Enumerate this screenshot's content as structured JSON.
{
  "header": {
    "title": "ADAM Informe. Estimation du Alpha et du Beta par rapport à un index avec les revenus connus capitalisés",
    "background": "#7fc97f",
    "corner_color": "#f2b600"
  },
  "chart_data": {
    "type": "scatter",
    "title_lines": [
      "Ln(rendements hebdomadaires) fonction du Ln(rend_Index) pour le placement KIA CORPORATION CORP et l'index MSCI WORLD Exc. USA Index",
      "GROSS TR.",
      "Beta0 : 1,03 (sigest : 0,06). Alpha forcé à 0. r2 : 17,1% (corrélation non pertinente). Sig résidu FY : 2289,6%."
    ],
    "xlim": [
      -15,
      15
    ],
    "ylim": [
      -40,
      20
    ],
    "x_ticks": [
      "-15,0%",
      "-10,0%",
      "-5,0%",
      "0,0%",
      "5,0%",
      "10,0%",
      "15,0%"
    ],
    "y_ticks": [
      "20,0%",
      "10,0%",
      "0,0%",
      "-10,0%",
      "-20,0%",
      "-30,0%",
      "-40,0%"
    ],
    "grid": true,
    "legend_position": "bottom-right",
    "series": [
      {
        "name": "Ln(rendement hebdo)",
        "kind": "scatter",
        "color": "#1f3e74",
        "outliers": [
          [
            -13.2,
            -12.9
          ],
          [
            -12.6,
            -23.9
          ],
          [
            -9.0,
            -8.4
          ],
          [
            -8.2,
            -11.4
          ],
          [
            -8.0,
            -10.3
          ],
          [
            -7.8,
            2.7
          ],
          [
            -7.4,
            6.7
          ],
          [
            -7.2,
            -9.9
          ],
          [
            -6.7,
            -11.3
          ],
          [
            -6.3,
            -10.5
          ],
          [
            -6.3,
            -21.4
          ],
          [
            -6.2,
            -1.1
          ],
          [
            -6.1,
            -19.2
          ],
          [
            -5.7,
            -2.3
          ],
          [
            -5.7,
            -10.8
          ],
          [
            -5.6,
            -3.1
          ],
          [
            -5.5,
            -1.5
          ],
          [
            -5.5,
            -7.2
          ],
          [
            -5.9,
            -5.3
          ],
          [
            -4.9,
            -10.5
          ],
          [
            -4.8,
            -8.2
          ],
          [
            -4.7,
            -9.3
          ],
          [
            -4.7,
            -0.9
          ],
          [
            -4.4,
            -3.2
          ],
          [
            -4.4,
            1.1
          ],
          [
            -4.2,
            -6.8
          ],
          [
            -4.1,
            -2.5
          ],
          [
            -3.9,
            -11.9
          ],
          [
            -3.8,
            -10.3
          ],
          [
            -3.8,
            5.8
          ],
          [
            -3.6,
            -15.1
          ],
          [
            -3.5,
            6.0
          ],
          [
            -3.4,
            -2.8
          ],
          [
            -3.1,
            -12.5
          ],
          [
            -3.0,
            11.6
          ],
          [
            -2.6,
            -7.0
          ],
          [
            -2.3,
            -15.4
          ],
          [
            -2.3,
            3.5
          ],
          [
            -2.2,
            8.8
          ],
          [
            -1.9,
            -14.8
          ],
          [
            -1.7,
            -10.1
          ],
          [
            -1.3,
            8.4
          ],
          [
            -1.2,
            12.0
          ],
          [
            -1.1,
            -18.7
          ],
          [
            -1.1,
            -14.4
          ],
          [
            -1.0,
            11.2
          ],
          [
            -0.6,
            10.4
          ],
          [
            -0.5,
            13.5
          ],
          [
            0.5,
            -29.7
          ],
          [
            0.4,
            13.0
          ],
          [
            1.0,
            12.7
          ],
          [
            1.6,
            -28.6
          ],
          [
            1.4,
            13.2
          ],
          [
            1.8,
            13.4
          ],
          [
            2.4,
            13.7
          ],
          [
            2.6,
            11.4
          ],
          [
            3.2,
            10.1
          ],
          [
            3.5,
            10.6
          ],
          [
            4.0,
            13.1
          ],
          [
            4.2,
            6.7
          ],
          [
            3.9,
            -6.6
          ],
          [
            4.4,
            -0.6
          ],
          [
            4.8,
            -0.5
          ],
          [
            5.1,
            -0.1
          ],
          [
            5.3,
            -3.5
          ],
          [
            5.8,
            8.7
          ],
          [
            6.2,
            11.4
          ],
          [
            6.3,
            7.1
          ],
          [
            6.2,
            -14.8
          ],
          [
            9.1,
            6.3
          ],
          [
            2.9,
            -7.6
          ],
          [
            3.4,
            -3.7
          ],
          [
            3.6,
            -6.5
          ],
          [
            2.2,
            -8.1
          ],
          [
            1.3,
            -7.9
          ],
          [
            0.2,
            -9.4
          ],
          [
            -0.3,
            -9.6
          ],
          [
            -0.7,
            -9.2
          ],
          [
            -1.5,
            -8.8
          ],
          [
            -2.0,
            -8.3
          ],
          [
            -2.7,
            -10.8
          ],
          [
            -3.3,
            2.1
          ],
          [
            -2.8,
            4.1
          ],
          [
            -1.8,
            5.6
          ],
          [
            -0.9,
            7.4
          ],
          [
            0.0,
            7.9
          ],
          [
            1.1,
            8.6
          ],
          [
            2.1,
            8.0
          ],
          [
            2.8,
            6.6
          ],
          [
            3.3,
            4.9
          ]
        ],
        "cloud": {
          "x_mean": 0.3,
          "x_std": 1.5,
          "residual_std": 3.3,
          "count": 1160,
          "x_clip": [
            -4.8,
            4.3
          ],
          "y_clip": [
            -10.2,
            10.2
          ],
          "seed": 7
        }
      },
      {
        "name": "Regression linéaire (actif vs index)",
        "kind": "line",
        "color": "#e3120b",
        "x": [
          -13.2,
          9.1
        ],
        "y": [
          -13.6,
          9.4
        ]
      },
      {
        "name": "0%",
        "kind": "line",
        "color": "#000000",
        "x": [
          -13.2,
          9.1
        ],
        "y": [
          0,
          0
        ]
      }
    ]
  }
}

_WRITTEN EXERCISE_.
Reproduce the complete set of lines precisely as supplied.

_TASK ANSWER_.
Enumerate this screenshot's content as structured JSON.
{
  "header": {
    "title": "ADAM Informe. Estimation du Alpha et du Beta par rapport à un index avec les revenus connus capitalisés",
    "background": "#7fc97f",
    "corner_color": "#f2b600"
  },
  "chart_data": {
    "type": "scatter",
    "title_lines": [
      "Ln(rendements hebdomadaires) fonction du Ln(rend_Index) pour le placement KIA CORPORATION CORP et l'index MSCI WORLD Exc. USA Index",
      "GROSS TR.",
      "Beta0 : 1,03 (sigest : 0,06). Alpha forcé à 0. r2 : 17,1% (corrélation non pertinente). Sig résidu FY : 2289,6%."
    ],
    "xlim": [
      -15,
      15
    ],
    "ylim": [
      -40,
      20
    ],
    "x_ticks": [
      "-15,0%",
      "-10,0%",
      "-5,0%",
      "0,0%",
      "5,0%",
      "10,0%",
      "15,0%"
    ],
    "y_ticks": [
      "20,0%",
      "10,0%",
      "0,0%",
      "-10,0%",
      "-20,0%",
      "-30,0%",
      "-40,0%"
    ],
    "grid": true,
    "legend_position": "bottom-right",
    "series": [
      {
        "name": "Ln(rendement hebdo)",
        "kind": "scatter",
        "color": "#1f3e74",
        "outliers": [
          [
            -13.2,
            -12.9
          ],
          [
            -12.6,
            -23.9
          ],
          [
            -9.0,
            -8.4
          ],
          [
            -8.2,
            -11.4
          ],
          [
            -8.0,
            -10.3
          ],
          [
            -7.8,
            2.7
          ],
          [
            -7.4,
            6.7
          ],
          [
            -7.2,
            -9.9
          ],
          [
            -6.7,
            -11.3
          ],
          [
            -6.3,
            -10.5
          ],
          [
            -6.3,
            -21.4
          ],
          [
            -6.2,
            -1.1
          ],
          [
            -6.1,
            -19.2
          ],
          [
            -5.7,
            -2.3
          ],
          [
            -5.7,
            -10.8
          ],
          [
            -5.6,
            -3.1
          ],
          [
            -5.5,
            -1.5
          ],
          [
            -5.5,
            -7.2
          ],
          [
            -5.9,
            -5.3
          ],
          [
            -4.9,
            -10.5
          ],
          [
            -4.8,
            -8.2
          ],
          [
            -4.7,
            -9.3
          ],
          [
            -4.7,
            -0.9
          ],
          [
            -4.4,
            -3.2
          ],
          [
            -4.4,
            1.1
          ],
          [
            -4.2,
            -6.8
          ],
          [
            -4.1,
            -2.5
          ],
          [
            -3.9,
            -11.9
          ],
          [
            -3.8,
            -10.3
          ],
          [
            -3.8,
            5.8
          ],
          [
            -3.6,
            -15.1
          ],
          [
            -3.5,
            6.0
          ],
          [
            -3.4,
            -2.8
          ],
          [
            -3.1,
            -12.5
          ],
          [
            -3.0,
            11.6
          ],
          [
            -2.6,
            -7.0
          ],
          [
            -2.3,
            -15.4
          ],
          [
            -2.3,
            3.5
          ],
          [
            -2.2,
            8.8
          ],
          [
            -1.9,
            -14.8
          ],
          [
            -1.7,
            -10.1
          ],
          [
            -1.3,
            8.4
          ],
          [
            -1.2,
            12.0
          ],
          [
            -1.1,
            -18.7
          ],
          [
            -1.1,
            -14.4
          ],
          [
            -1.0,
            11.2
          ],
          [
            -0.6,
            10.4
          ],
          [
            -0.5,
            13.5
          ],
          [
            0.5,
            -29.7
          ],
          [
            0.4,
            13.0
          ],
          [
            1.0,
            12.7
          ],
          [
            1.6,
            -28.6
          ],
          [
            1.4,
            13.2
          ],
          [
            1.8,
            13.4
          ],
          [
            2.4,
            13.7
          ],
          [
            2.6,
            11.4
          ],
          [
            3.2,
            10.1
          ],
          [
            3.5,
            10.6
          ],
          [
            4.0,
            13.1
          ],
          [
            4.2,
            6.7
          ],
          [
            3.9,
            -6.6
          ],
          [
            4.4,
            -0.6
          ],
          [
            4.8,
            -0.5
          ],
          [
            5.1,
            -0.1
          ],
          [
            5.3,
            -3.5
          ],
          [
            5.8,
            8.7
          ],
          [
            6.2,
            11.4
          ],
          [
            6.3,
            7.1
          ],
          [
            6.2,
            -14.8
          ],
          [
            9.1,
            6.3
          ],
          [
            2.9,
            -7.6
          ],
          [
            3.4,
            -3.7
          ],
          [
            3.6,
            -6.5
          ],
          [
            2.2,
            -8.1
          ],
          [
            1.3,
            -7.9
          ],
          [
            0.2,
            -9.4
          ],
          [
            -0.3,
            -9.6
          ],
          [
            -0.7,
            -9.2
          ],
          [
            -1.5,
            -8.8
          ],
          [
            -2.0,
            -8.3
          ],
          [
            -2.7,
            -10.8
          ],
          [
            -3.3,
            2.1
          ],
          [
            -2.8,
            4.1
          ],
          [
            -1.8,
            5.6
          ],
          [
            -0.9,
            7.4
          ],
          [
            0.0,
            7.9
          ],
          [
            1.1,
            8.6
          ],
          [
            2.1,
            8.0
          ],
          [
            2.8,
            6.6
          ],
          [
            3.3,
            4.9
          ]
        ],
        "cloud": {
          "x_mean": 0.3,
          "x_std": 1.5,
          "residual_std": 3.3,
          "count": 1160,
          "x_clip": [
            -4.8,
            4.3
          ],
          "y_clip": [
            -10.2,
            10.2
          ],
          "seed": 7
        }
      },
      {
        "name": "Regression linéaire (actif vs index)",
        "kind": "line",
        "color": "#e3120b",
        "x": [
          -13.2,
          9.1
        ],
        "y": [
          -13.6,
          9.4
        ]
      },
      {
        "name": "0%",
        "kind": "line",
        "color": "#000000",
        "x": [
          -13.2,
          9.1
        ],
        "y": [
          0,
          0
        ]
      }
    ]
  }
}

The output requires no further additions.